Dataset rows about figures
-- Start --
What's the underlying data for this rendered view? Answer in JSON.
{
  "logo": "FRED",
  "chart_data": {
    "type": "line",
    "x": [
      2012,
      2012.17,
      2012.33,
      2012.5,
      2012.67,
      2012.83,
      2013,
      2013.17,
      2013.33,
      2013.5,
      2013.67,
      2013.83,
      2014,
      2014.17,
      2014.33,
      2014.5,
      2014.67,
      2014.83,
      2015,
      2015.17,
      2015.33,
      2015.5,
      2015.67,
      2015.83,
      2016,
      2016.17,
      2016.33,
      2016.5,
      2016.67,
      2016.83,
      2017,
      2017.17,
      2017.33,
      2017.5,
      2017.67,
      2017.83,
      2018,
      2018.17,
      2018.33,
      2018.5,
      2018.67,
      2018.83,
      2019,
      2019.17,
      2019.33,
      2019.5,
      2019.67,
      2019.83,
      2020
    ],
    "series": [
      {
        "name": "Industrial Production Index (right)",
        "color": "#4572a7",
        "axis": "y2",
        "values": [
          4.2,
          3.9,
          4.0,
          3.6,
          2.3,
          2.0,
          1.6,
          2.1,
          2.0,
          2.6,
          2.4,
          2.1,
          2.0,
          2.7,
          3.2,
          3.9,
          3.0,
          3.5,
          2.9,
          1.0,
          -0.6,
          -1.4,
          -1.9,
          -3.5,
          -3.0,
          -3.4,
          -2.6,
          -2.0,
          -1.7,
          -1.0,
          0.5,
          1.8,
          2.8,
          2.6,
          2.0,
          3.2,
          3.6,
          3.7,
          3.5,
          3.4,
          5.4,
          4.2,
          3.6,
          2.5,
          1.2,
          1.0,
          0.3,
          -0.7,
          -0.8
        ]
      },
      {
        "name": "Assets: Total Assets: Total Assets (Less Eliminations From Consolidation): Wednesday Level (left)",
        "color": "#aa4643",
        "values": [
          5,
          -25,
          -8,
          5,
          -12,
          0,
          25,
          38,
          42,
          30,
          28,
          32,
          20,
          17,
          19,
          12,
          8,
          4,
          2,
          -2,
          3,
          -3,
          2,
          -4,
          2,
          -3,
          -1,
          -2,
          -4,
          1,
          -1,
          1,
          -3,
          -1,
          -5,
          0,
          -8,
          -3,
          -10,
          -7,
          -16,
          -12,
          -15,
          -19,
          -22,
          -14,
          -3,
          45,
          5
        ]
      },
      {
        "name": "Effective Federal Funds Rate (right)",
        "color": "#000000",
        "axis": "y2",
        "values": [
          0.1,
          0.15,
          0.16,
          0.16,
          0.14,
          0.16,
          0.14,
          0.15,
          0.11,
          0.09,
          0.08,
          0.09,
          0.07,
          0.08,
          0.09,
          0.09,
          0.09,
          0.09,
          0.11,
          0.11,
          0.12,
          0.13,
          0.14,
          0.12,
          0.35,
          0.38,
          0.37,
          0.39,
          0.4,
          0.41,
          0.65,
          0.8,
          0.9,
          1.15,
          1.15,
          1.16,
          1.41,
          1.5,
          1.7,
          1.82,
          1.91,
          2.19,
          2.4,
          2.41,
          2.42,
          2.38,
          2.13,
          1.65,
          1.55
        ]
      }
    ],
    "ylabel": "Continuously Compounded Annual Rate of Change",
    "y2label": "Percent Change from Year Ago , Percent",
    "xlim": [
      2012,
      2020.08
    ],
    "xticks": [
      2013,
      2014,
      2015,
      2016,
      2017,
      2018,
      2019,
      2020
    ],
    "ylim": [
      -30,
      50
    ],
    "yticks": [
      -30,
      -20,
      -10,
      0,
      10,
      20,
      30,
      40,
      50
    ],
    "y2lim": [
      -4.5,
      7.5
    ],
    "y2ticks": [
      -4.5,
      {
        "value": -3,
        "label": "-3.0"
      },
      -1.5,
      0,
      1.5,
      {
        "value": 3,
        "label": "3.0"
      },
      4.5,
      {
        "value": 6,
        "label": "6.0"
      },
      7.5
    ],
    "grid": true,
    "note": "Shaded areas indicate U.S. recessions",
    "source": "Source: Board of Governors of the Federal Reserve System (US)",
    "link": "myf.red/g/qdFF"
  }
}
-- End --
Instruction
From the preceding material, extract every line exactly.

Solution for this exercise
What's the underlying data for this rendered view? Answer in JSON.
{
  "logo": "FRED",
  "chart_data": {
    "type": "line",
    "x": [
      2012,
      2012.17,
      2012.33,
      2012.5,
      2012.67,
      2012.83,
      2013,
      2013.17,
      2013.33,
      2013.5,
      2013.67,
      2013.83,
      2014,
      2014.17,
      2014.33,
      2014.5,
      2014.67,
      2014.83,
      2015,
      2015.17,
      2015.33,
      2015.5,
      2015.67,
      2015.83,
      2016,
      2016.17,
      2016.33,
      2016.5,
      2016.67,
      2016.83,
      2017,
      2017.17,
      2017.33,
      2017.5,
      2017.67,
      2017.83,
      2018,
      2018.17,
      2018.33,
      2018.5,
      2018.67,
      2018.83,
      2019,
      2019.17,
      2019.33,
      2019.5,
      2019.67,
      2019.83,
      2020
    ],
    "series": [
      {
        "name": "Industrial Production Index (right)",
        "color": "#4572a7",
        "axis": "y2",
        "values": [
          4.2,
          3.9,
          4.0,
          3.6,
          2.3,
          2.0,
          1.6,
          2.1,
          2.0,
          2.6,
          2.4,
          2.1,
          2.0,
          2.7,
          3.2,
          3.9,
          3.0,
          3.5,
          2.9,
          1.0,
          -0.6,
          -1.4,
          -1.9,
          -3.5,
          -3.0,
          -3.4,
          -2.6,
          -2.0,
          -1.7,
          -1.0,
          0.5,
          1.8,
          2.8,
          2.6,
          2.0,
          3.2,
          3.6,
          3.7,
          3.5,
          3.4,
          5.4,
          4.2,
          3.6,
          2.5,
          1.2,
          1.0,
          0.3,
          -0.7,
          -0.8
        ]
      },
      {
        "name": "Assets: Total Assets: Total Assets (Less Eliminations From Consolidation): Wednesday Level (left)",
        "color": "#aa4643",
        "values": [
          5,
          -25,
          -8,
          5,
          -12,
          0,
          25,
          38,
          42,
          30,
          28,
          32,
          20,
          17,
          19,
          12,
          8,
          4,
          2,
          -2,
          3,
          -3,
          2,
          -4,
          2,
          -3,
          -1,
          -2,
          -4,
          1,
          -1,
          1,
          -3,
          -1,
          -5,
          0,
          -8,
          -3,
          -10,
          -7,
          -16,
          -12,
          -15,
          -19,
          -22,
          -14,
          -3,
          45,
          5
        ]
      },
      {
        "name": "Effective Federal Funds Rate (right)",
        "color": "#000000",
        "axis": "y2",
        "values": [
          0.1,
          0.15,
          0.16,
          0.16,
          0.14,
          0.16,
          0.14,
          0.15,
          0.11,
          0.09,
          0.08,
          0.09,
          0.07,
          0.08,
          0.09,
          0.09,
          0.09,
          0.09,
          0.11,
          0.11,
          0.12,
          0.13,
          0.14,
          0.12,
          0.35,
          0.38,
          0.37,
          0.39,
          0.4,
          0.41,
          0.65,
          0.8,
          0.9,
          1.15,
          1.15,
          1.16,
          1.41,
          1.5,
          1.7,
          1.82,
          1.91,
          2.19,
          2.4,
          2.41,
          2.42,
          2.38,
          2.13,
          1.65,
          1.55
        ]
      }
    ],
    "ylabel": "Continuously Compounded Annual Rate of Change",
    "y2label": "Percent Change from Year Ago , Percent",
    "xlim": [
      2012,
      2020.08
    ],
    "xticks": [
      2013,
      2014,
      2015,
      2016,
      2017,
      2018,
      2019,
      2020
    ],
    "ylim": [
      -30,
      50
    ],
    "yticks": [
      -30,
      -20,
      -10,
      0,
      10,
      20,
      30,
      40,
      50
    ],
    "y2lim": [
      -4.5,
      7.5
    ],
    "y2ticks": [
      -4.5,
      {
        "value": -3,
        "label": "-3.0"
      },
      -1.5,
      0,
      1.5,
      {
        "value": 3,
        "label": "3.0"
      },
      4.5,
      {
        "value": 6,
        "label": "6.0"
      },
      7.5
    ],
    "grid": true,
    "note": "Shaded areas indicate U.S. recessions",
    "source": "Source: Board of Governors of the Federal Reserve System (US)",
    "link": "myf.red/g/qdFF"
  }
}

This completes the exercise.